▶ **Written problem**: Of all the lines in the material below, how many include the string "Iran"? Give the number only.

_ _ _ _ _

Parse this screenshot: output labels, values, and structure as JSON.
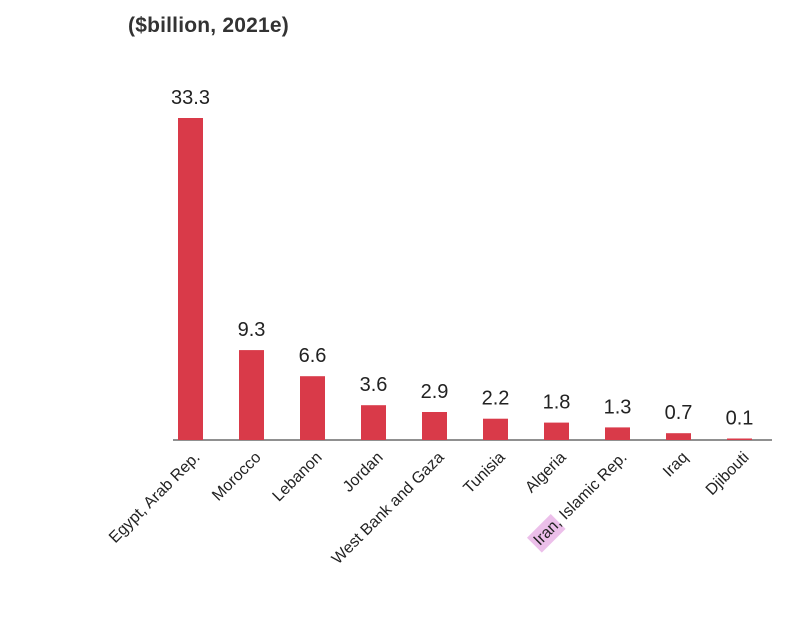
{
  "chart_data": {
    "type": "bar",
    "title": "",
    "unit_label": "($billion, 2021e)",
    "xlabel": "",
    "ylabel": "",
    "categories": [
      "Egypt, Arab Rep.",
      "Morocco",
      "Lebanon",
      "Jordan",
      "West Bank and Gaza",
      "Tunisia",
      "Algeria",
      "Iran, Islamic Rep.",
      "Iraq",
      "Djibouti"
    ],
    "values": [
      33.3,
      9.3,
      6.6,
      3.6,
      2.9,
      2.2,
      1.8,
      1.3,
      0.7,
      0.1
    ],
    "value_labels": [
      "33.3",
      "9.3",
      "6.6",
      "3.6",
      "2.9",
      "2.2",
      "1.8",
      "1.3",
      "0.7",
      "0.1"
    ],
    "ylim": [
      0,
      33.3
    ],
    "grid": false,
    "legend": "none",
    "highlighted_text": "Iran",
    "colors": {
      "bar": "#d93a49",
      "baseline": "#6b6b6b",
      "text": "#222222",
      "highlight": "#e9b4e6"
    }
  }
}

_ _ _ _ _

▶ **Solution for this problem**: 2